[Items from a data source]
*** Begin section ***

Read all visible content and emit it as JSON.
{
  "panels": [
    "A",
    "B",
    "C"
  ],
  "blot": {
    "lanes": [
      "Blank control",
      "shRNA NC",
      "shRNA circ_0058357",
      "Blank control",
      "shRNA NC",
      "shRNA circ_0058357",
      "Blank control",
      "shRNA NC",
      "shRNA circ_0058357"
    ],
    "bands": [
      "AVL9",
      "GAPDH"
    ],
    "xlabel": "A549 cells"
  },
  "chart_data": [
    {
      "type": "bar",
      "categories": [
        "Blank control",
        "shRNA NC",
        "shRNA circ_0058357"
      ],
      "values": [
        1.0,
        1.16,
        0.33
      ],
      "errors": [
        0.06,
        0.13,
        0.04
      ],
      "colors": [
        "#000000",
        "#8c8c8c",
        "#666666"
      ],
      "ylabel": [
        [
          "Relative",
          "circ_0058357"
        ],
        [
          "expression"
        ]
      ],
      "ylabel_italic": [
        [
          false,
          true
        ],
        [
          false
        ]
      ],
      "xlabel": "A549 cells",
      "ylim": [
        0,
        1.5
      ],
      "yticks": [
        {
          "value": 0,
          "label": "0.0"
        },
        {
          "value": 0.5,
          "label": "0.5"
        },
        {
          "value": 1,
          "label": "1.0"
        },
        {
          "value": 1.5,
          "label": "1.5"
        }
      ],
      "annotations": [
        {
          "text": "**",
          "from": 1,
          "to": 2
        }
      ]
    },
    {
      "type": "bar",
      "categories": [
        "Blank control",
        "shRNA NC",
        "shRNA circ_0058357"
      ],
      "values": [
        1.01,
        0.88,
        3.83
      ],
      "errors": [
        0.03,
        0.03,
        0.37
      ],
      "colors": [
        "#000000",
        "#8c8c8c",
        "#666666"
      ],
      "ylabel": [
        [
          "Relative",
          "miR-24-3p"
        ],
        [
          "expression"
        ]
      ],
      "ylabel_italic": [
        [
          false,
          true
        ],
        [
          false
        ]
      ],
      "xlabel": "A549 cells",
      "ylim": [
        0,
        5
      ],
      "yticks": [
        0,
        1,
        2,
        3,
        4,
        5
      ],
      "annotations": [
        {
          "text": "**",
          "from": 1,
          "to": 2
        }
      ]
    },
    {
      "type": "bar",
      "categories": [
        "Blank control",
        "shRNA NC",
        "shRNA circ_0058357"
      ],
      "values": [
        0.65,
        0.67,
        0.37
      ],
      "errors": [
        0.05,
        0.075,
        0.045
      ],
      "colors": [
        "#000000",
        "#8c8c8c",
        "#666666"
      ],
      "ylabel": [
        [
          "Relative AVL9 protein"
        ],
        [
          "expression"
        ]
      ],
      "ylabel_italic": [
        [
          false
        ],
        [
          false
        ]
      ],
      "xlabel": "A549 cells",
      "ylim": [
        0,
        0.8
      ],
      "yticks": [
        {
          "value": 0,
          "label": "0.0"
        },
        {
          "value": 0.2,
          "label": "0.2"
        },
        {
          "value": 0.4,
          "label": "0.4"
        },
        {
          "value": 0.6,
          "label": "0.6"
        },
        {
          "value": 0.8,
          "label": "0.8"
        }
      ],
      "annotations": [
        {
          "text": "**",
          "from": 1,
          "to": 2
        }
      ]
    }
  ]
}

*** End section ***

» What to work on: What is needed is a faithful transcription of every entry.

» Final answer:
Read all visible content and emit it as JSON.
{
  "panels": [
    "A",
    "B",
    "C"
  ],
  "blot": {
    "lanes": [
      "Blank control",
      "shRNA NC",
      "shRNA circ_0058357",
      "Blank control",
      "shRNA NC",
      "shRNA circ_0058357",
      "Blank control",
      "shRNA NC",
      "shRNA circ_0058357"
    ],
    "bands": [
      "AVL9",
      "GAPDH"
    ],
    "xlabel": "A549 cells"
  },
  "chart_data": [
    {
      "type": "bar",
      "categories": [
        "Blank control",
        "shRNA NC",
        "shRNA circ_0058357"
      ],
      "values": [
        1.0,
        1.16,
        0.33
      ],
      "errors": [
        0.06,
        0.13,
        0.04
      ],
      "colors": [
        "#000000",
        "#8c8c8c",
        "#666666"
      ],
      "ylabel": [
        [
          "Relative",
          "circ_0058357"
        ],
        [
          "expression"
        ]
      ],
      "ylabel_italic": [
        [
          false,
          true
        ],
        [
          false
        ]
      ],
      "xlabel": "A549 cells",
      "ylim": [
        0,
        1.5
      ],
      "yticks": [
        {
          "value": 0,
          "label": "0.0"
        },
        {
          "value": 0.5,
          "label": "0.5"
        },
        {
          "value": 1,
          "label": "1.0"
        },
        {
          "value": 1.5,
          "label": "1.5"
        }
      ],
      "annotations": [
        {
          "text": "**",
          "from": 1,
          "to": 2
        }
      ]
    },
    {
      "type": "bar",
      "categories": [
        "Blank control",
        "shRNA NC",
        "shRNA circ_0058357"
      ],
      "values": [
        1.01,
        0.88,
        3.83
      ],
      "errors": [
        0.03,
        0.03,
        0.37
      ],
      "colors": [
        "#000000",
        "#8c8c8c",
        "#666666"
      ],
      "ylabel": [
        [
          "Relative",
          "miR-24-3p"
        ],
        [
          "expression"
        ]
      ],
      "ylabel_italic": [
        [
          false,
          true
        ],
        [
          false
        ]
      ],
      "xlabel": "A549 cells",
      "ylim": [
        0,
        5
      ],
      "yticks": [
        0,
        1,
        2,
        3,
        4,
        5
      ],
      "annotations": [
        {
          "text": "**",
          "from": 1,
          "to": 2
        }
      ]
    },
    {
      "type": "bar",
      "categories": [
        "Blank control",
        "shRNA NC",
        "shRNA circ_0058357"
      ],
      "values": [
        0.65,
        0.67,
        0.37
      ],
      "errors": [
        0.05,
        0.075,
        0.045
      ],
      "colors": [
        "#000000",
        "#8c8c8c",
        "#666666"
      ],
      "ylabel": [
        [
          "Relative AVL9 protein"
        ],
        [
          "expression"
        ]
      ],
      "ylabel_italic": [
        [
          false
        ],
        [
          false
        ]
      ],
      "xlabel": "A549 cells",
      "ylim": [
        0,
        0.8
      ],
      "yticks": [
        {
          "value": 0,
          "label": "0.0"
        },
        {
          "value": 0.2,
          "label": "0.2"
        },
        {
          "value": 0.4,
          "label": "0.4"
        },
        {
          "value": 0.6,
          "label": "0.6"
        },
        {
          "value": 0.8,
          "label": "0.8"
        }
      ],
      "annotations": [
        {
          "text": "**",
          "from": 1,
          "to": 2
        }
      ]
    }
  ]
}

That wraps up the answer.